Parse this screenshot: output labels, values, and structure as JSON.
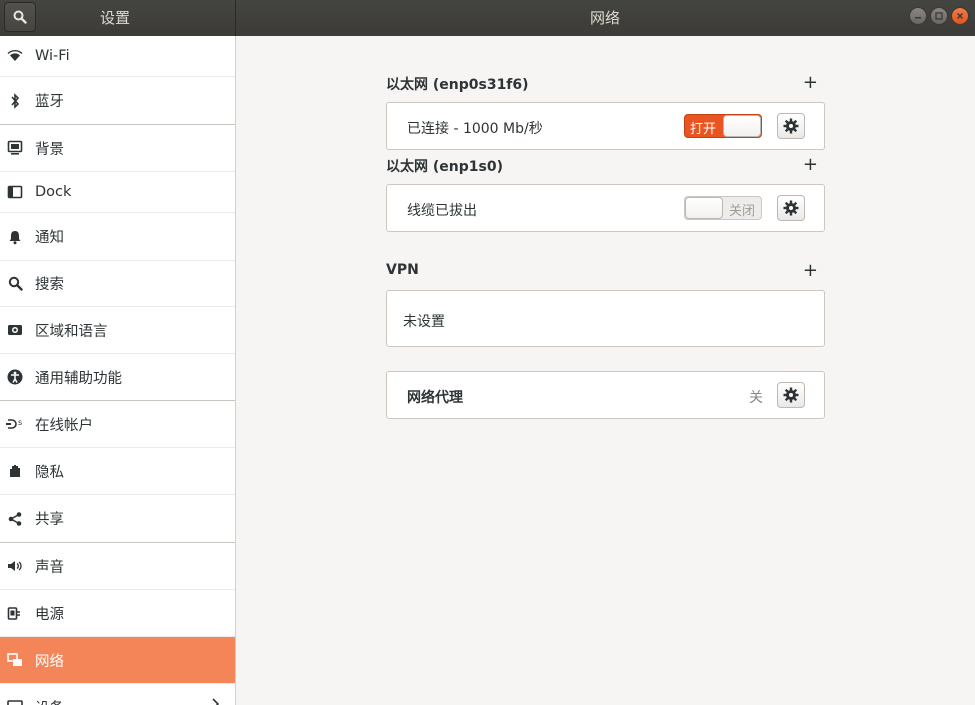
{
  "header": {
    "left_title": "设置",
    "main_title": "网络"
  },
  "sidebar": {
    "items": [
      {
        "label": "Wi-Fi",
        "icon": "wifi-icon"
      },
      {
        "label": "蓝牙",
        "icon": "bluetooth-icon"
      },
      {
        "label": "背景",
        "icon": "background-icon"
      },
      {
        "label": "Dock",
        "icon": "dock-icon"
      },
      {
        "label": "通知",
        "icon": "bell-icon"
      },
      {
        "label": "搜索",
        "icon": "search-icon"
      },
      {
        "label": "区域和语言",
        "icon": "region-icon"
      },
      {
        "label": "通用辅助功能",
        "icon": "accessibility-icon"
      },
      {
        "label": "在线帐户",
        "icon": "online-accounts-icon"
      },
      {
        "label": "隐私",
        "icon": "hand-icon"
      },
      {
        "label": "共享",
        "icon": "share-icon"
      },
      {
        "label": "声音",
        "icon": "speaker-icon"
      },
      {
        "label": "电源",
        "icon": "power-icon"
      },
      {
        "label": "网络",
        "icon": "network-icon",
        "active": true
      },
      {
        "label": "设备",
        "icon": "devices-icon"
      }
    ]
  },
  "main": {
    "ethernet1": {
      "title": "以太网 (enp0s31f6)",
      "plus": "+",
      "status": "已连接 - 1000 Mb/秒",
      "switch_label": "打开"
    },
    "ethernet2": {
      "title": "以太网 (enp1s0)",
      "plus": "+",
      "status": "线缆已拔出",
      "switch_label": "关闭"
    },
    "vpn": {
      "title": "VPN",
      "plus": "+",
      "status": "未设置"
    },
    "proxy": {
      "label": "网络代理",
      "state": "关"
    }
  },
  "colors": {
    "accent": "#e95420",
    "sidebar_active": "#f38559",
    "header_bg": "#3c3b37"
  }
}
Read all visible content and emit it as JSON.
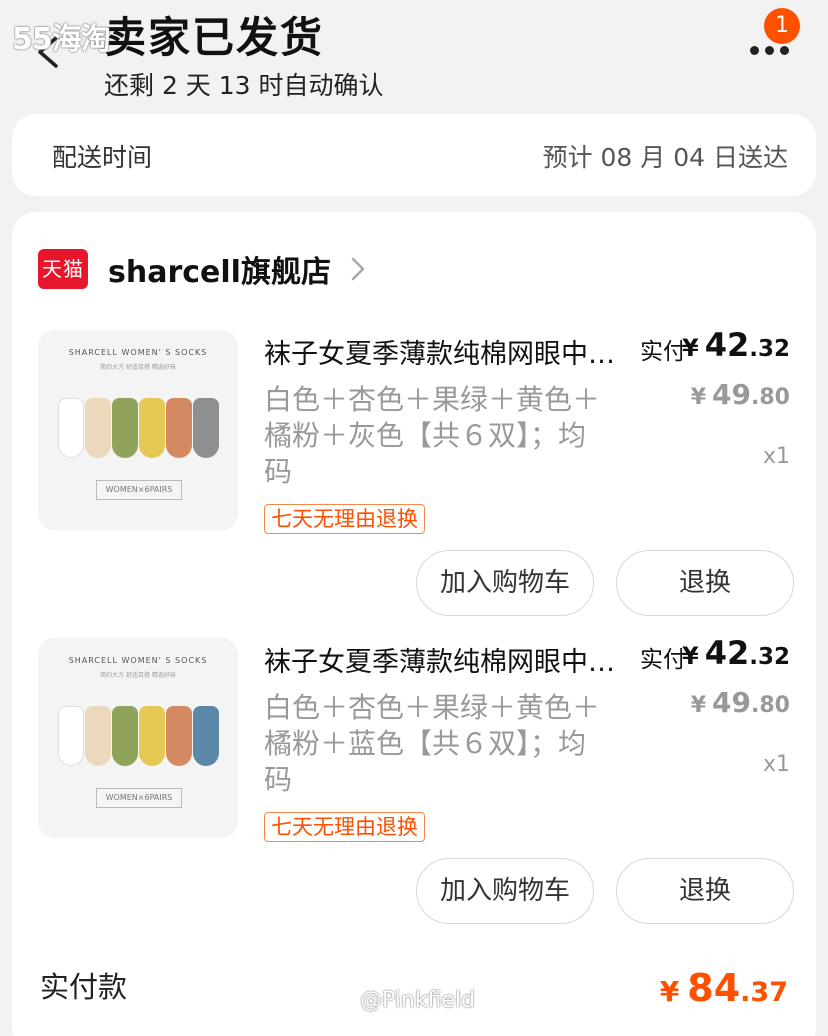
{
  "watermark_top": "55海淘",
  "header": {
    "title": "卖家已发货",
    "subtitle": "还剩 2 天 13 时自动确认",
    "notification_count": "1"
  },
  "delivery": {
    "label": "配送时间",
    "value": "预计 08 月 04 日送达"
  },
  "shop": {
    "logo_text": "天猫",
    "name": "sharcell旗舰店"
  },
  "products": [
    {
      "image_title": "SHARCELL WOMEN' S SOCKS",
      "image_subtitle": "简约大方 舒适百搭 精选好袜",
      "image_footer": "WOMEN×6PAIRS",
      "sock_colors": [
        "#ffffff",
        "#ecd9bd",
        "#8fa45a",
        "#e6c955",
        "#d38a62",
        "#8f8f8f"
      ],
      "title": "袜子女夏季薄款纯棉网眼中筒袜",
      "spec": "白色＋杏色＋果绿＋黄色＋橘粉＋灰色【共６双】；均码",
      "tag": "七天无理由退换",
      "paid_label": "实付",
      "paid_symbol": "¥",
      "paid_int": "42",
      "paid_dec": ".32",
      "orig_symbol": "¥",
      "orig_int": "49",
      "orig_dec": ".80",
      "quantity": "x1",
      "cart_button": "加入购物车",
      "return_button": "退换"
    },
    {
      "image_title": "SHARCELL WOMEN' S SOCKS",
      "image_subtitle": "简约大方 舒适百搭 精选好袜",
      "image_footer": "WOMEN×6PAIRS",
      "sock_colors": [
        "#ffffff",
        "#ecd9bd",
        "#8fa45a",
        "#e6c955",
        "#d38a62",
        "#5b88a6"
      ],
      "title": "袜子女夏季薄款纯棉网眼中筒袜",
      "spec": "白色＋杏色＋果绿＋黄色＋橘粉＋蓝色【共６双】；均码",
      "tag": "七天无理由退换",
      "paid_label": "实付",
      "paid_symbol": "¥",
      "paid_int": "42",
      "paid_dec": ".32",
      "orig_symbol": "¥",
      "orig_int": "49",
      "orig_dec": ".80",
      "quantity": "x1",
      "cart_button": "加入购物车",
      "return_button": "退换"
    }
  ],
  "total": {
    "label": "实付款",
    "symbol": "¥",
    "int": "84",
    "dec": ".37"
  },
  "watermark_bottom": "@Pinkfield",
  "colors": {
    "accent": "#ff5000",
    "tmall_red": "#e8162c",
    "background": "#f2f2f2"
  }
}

####################

INSTRUCTIONS FOR THE TASK
Take the listing above and restate it word for word, without its pictures.

COMPLETE RESPONSE
Parse this screenshot: output labels, values, and structure as JSON.
{
  "header": {
    "left_title": "设置",
    "main_title": "网络"
  },
  "sidebar": {
    "items": [
      {
        "label": "Wi-Fi",
        "icon": "wifi-icon"
      },
      {
        "label": "蓝牙",
        "icon": "bluetooth-icon"
      },
      {
        "label": "背景",
        "icon": "background-icon"
      },
      {
        "label": "Dock",
        "icon": "dock-icon"
      },
      {
        "label": "通知",
        "icon": "bell-icon"
      },
      {
        "label": "搜索",
        "icon": "search-icon"
      },
      {
        "label": "区域和语言",
        "icon": "region-icon"
      },
      {
        "label": "通用辅助功能",
        "icon": "accessibility-icon"
      },
      {
        "label": "在线帐户",
        "icon": "online-accounts-icon"
      },
      {
        "label": "隐私",
        "icon": "hand-icon"
      },
      {
        "label": "共享",
        "icon": "share-icon"
      },
      {
        "label": "声音",
        "icon": "speaker-icon"
      },
      {
        "label": "电源",
        "icon": "power-icon"
      },
      {
        "label": "网络",
        "icon": "network-icon",
        "active": true
      },
      {
        "label": "设备",
        "icon": "devices-icon"
      }
    ]
  },
  "main": {
    "ethernet1": {
      "title": "以太网 (enp0s31f6)",
      "plus": "+",
      "status": "已连接 - 1000 Mb/秒",
      "switch_label": "打开"
    },
    "ethernet2": {
      "title": "以太网 (enp1s0)",
      "plus": "+",
      "status": "线缆已拔出",
      "switch_label": "关闭"
    },
    "vpn": {
      "title": "VPN",
      "plus": "+",
      "status": "未设置"
    },
    "proxy": {
      "label": "网络代理",
      "state": "关"
    }
  },
  "colors": {
    "accent": "#e95420",
    "sidebar_active": "#f38559",
    "header_bg": "#3c3b37"
  }
}
Read all visible content and emit it as JSON.
{
  "watermark_top": "55海淘",
  "header": {
    "title": "卖家已发货",
    "subtitle": "还剩 2 天 13 时自动确认",
    "notification_count": "1"
  },
  "delivery": {
    "label": "配送时间",
    "value": "预计 08 月 04 日送达"
  },
  "shop": {
    "logo_text": "天猫",
    "name": "sharcell旗舰店"
  },
  "products": [
    {
      "image_title": "SHARCELL WOMEN' S SOCKS",
      "image_subtitle": "简约大方 舒适百搭 精选好袜",
      "image_footer": "WOMEN×6PAIRS",
      "sock_colors": [
        "#ffffff",
        "#ecd9bd",
        "#8fa45a",
        "#e6c955",
        "#d38a62",
        "#8f8f8f"
      ],
      "title": "袜子女夏季薄款纯棉网眼中筒袜",
      "spec": "白色＋杏色＋果绿＋黄色＋橘粉＋灰色【共６双】；均码",
      "tag": "七天无理由退换",
      "paid_label": "实付",
      "paid_symbol": "¥",
      "paid_int": "42",
      "paid_dec": ".32",
      "orig_symbol": "¥",
      "orig_int": "49",
      "orig_dec": ".80",
      "quantity": "x1",
      "cart_button": "加入购物车",
      "return_button": "退换"
    },
    {
      "image_title": "SHARCELL WOMEN' S SOCKS",
      "image_subtitle": "简约大方 舒适百搭 精选好袜",
      "image_footer": "WOMEN×6PAIRS",
      "sock_colors": [
        "#ffffff",
        "#ecd9bd",
        "#8fa45a",
        "#e6c955",
        "#d38a62",
        "#5b88a6"
      ],
      "title": "袜子女夏季薄款纯棉网眼中筒袜",
      "spec": "白色＋杏色＋果绿＋黄色＋橘粉＋蓝色【共６双】；均码",
      "tag": "七天无理由退换",
      "paid_label": "实付",
      "paid_symbol": "¥",
      "paid_int": "42",
      "paid_dec": ".32",
      "orig_symbol": "¥",
      "orig_int": "49",
      "orig_dec": ".80",
      "quantity": "x1",
      "cart_button": "加入购物车",
      "return_button": "退换"
    }
  ],
  "total": {
    "label": "实付款",
    "symbol": "¥",
    "int": "84",
    "dec": ".37"
  },
  "watermark_bottom": "@Pinkfield",
  "colors": {
    "accent": "#ff5000",
    "tmall_red": "#e8162c",
    "background": "#f2f2f2"
  }
}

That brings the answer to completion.